# [What is expected]
Print the entries in full, word for word, but not the pictures.

# [Given information]
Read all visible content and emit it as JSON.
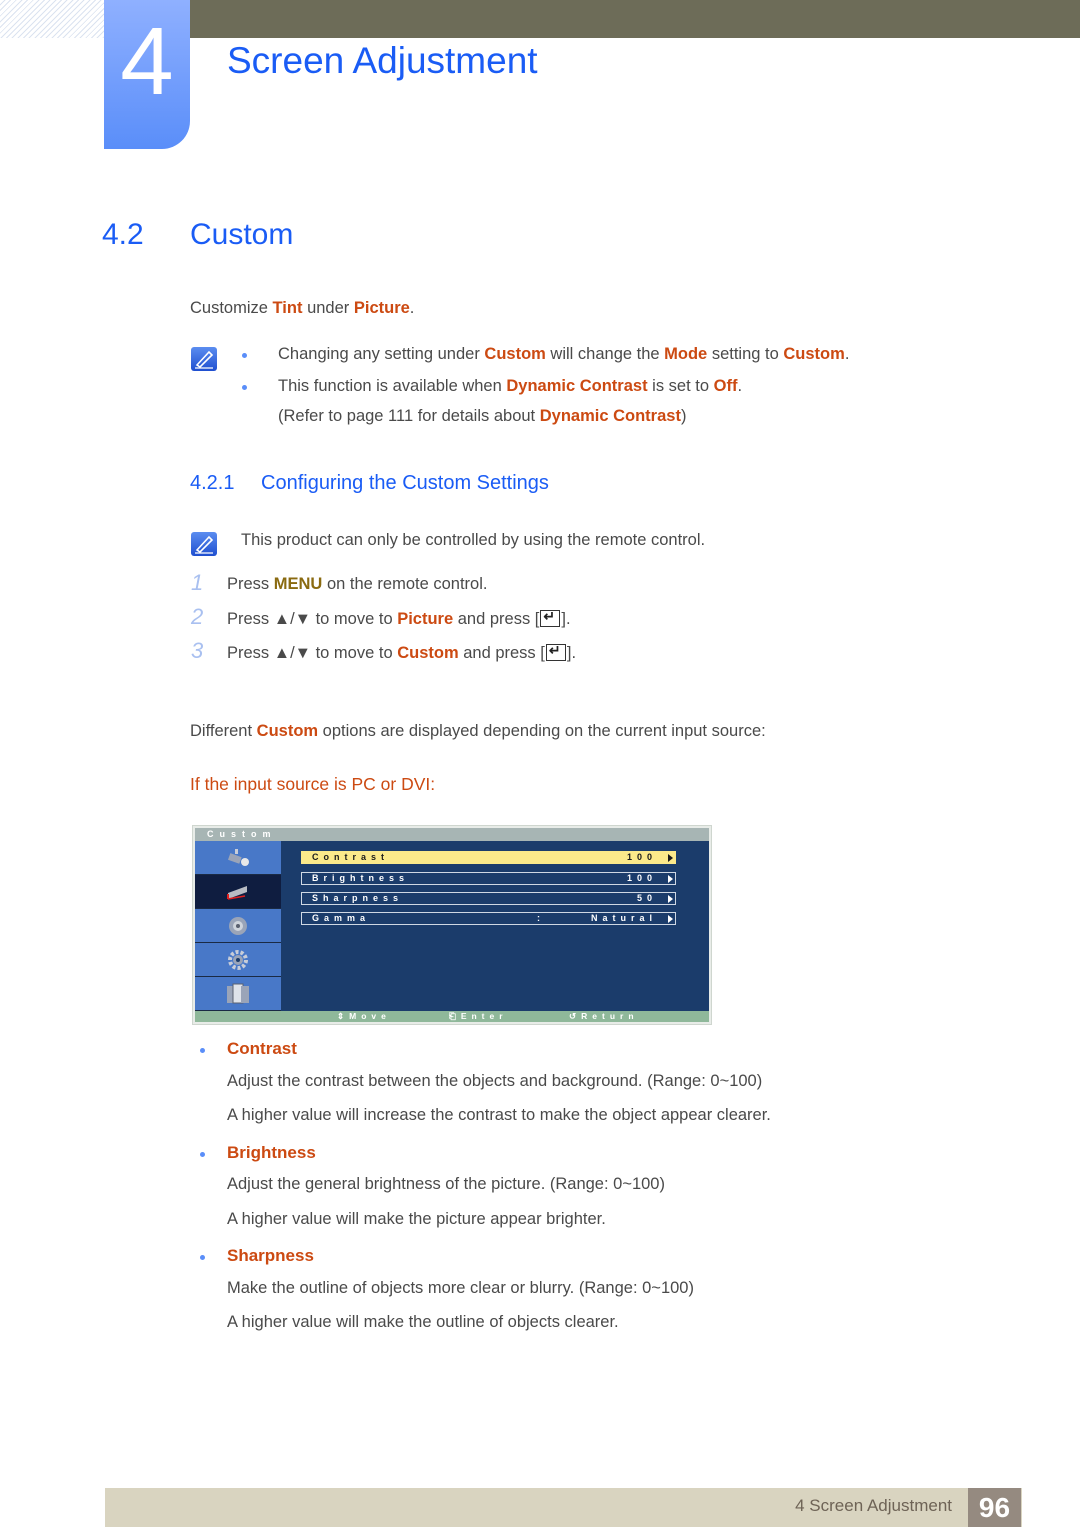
{
  "header": {
    "chapter_number": "4",
    "chapter_title": "Screen Adjustment"
  },
  "section": {
    "number": "4.2",
    "title": "Custom",
    "intro": {
      "pre": "Customize ",
      "h1": "Tint",
      "mid": " under ",
      "h2": "Picture",
      "post": "."
    },
    "notes": [
      {
        "pre": "Changing any setting under ",
        "h1": "Custom",
        "mid": " will change the ",
        "h2": "Mode",
        "mid2": " setting to ",
        "h3": "Custom",
        "post": "."
      },
      {
        "pre": "This function is available when ",
        "h1": "Dynamic Contrast",
        "mid": " is set to ",
        "h2": "Off",
        "post": "."
      },
      {
        "pre": "(Refer to page 111 for details about ",
        "h1": "Dynamic Contrast",
        "post": ")"
      }
    ]
  },
  "subsection": {
    "number": "4.2.1",
    "title": "Configuring the Custom Settings",
    "note": "This product can only be controlled by using the remote control.",
    "steps": [
      {
        "num": "1",
        "pre": "Press ",
        "h": "MENU",
        "post": " on the remote control."
      },
      {
        "num": "2",
        "pre": "Press ▲/▼ to move to ",
        "h": "Picture",
        "post": " and press [",
        "end": "]."
      },
      {
        "num": "3",
        "pre": "Press ▲/▼ to move to ",
        "h": "Custom",
        "post": " and press [",
        "end": "]."
      }
    ],
    "different": {
      "pre": "Different ",
      "h": "Custom",
      "post": " options are displayed depending on the current input source:"
    },
    "source_heading": "If the input source is PC or DVI:"
  },
  "osd": {
    "title": "Custom",
    "rows": [
      {
        "label": "Contrast",
        "value": "100",
        "selected": true
      },
      {
        "label": "Brightness",
        "value": "100",
        "selected": false
      },
      {
        "label": "Sharpness",
        "value": "50",
        "selected": false
      },
      {
        "label": "Gamma",
        "colon": ":",
        "value": "Natural",
        "selected": false
      }
    ],
    "footer": {
      "move": "⇕Move",
      "enter": "Enter",
      "return": "Return"
    }
  },
  "items": [
    {
      "title": "Contrast",
      "lines": [
        "Adjust the contrast between the objects and background. (Range: 0~100)",
        "A higher value will increase the contrast to make the object appear clearer."
      ]
    },
    {
      "title": "Brightness",
      "lines": [
        "Adjust the general brightness of the picture. (Range: 0~100)",
        "A higher value will make the picture appear brighter."
      ]
    },
    {
      "title": "Sharpness",
      "lines": [
        "Make the outline of objects more clear or blurry. (Range: 0~100)",
        "A higher value will make the outline of objects clearer."
      ]
    }
  ],
  "footer": {
    "chapter_label": "4 Screen Adjustment",
    "page": "96"
  },
  "colors": {
    "accent_blue": "#1a5cf5",
    "highlight_orange": "#cc4a12",
    "menu_gold": "#8a6a10",
    "top_bar": "#6d6c58"
  }
}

# [The solution]
Read all visible content and emit it as JSON.
{
  "header": {
    "chapter_number": "4",
    "chapter_title": "Screen Adjustment"
  },
  "section": {
    "number": "4.2",
    "title": "Custom",
    "intro": {
      "pre": "Customize ",
      "h1": "Tint",
      "mid": " under ",
      "h2": "Picture",
      "post": "."
    },
    "notes": [
      {
        "pre": "Changing any setting under ",
        "h1": "Custom",
        "mid": " will change the ",
        "h2": "Mode",
        "mid2": " setting to ",
        "h3": "Custom",
        "post": "."
      },
      {
        "pre": "This function is available when ",
        "h1": "Dynamic Contrast",
        "mid": " is set to ",
        "h2": "Off",
        "post": "."
      },
      {
        "pre": "(Refer to page 111 for details about ",
        "h1": "Dynamic Contrast",
        "post": ")"
      }
    ]
  },
  "subsection": {
    "number": "4.2.1",
    "title": "Configuring the Custom Settings",
    "note": "This product can only be controlled by using the remote control.",
    "steps": [
      {
        "num": "1",
        "pre": "Press ",
        "h": "MENU",
        "post": " on the remote control."
      },
      {
        "num": "2",
        "pre": "Press ▲/▼ to move to ",
        "h": "Picture",
        "post": " and press [",
        "end": "]."
      },
      {
        "num": "3",
        "pre": "Press ▲/▼ to move to ",
        "h": "Custom",
        "post": " and press [",
        "end": "]."
      }
    ],
    "different": {
      "pre": "Different ",
      "h": "Custom",
      "post": " options are displayed depending on the current input source:"
    },
    "source_heading": "If the input source is PC or DVI:"
  },
  "osd": {
    "title": "Custom",
    "rows": [
      {
        "label": "Contrast",
        "value": "100",
        "selected": true
      },
      {
        "label": "Brightness",
        "value": "100",
        "selected": false
      },
      {
        "label": "Sharpness",
        "value": "50",
        "selected": false
      },
      {
        "label": "Gamma",
        "colon": ":",
        "value": "Natural",
        "selected": false
      }
    ],
    "footer": {
      "move": "⇕Move",
      "enter": "Enter",
      "return": "Return"
    }
  },
  "items": [
    {
      "title": "Contrast",
      "lines": [
        "Adjust the contrast between the objects and background. (Range: 0~100)",
        "A higher value will increase the contrast to make the object appear clearer."
      ]
    },
    {
      "title": "Brightness",
      "lines": [
        "Adjust the general brightness of the picture. (Range: 0~100)",
        "A higher value will make the picture appear brighter."
      ]
    },
    {
      "title": "Sharpness",
      "lines": [
        "Make the outline of objects more clear or blurry. (Range: 0~100)",
        "A higher value will make the outline of objects clearer."
      ]
    }
  ],
  "footer": {
    "chapter_label": "4 Screen Adjustment",
    "page": "96"
  },
  "colors": {
    "accent_blue": "#1a5cf5",
    "highlight_orange": "#cc4a12",
    "menu_gold": "#8a6a10",
    "top_bar": "#6d6c58"
  }
}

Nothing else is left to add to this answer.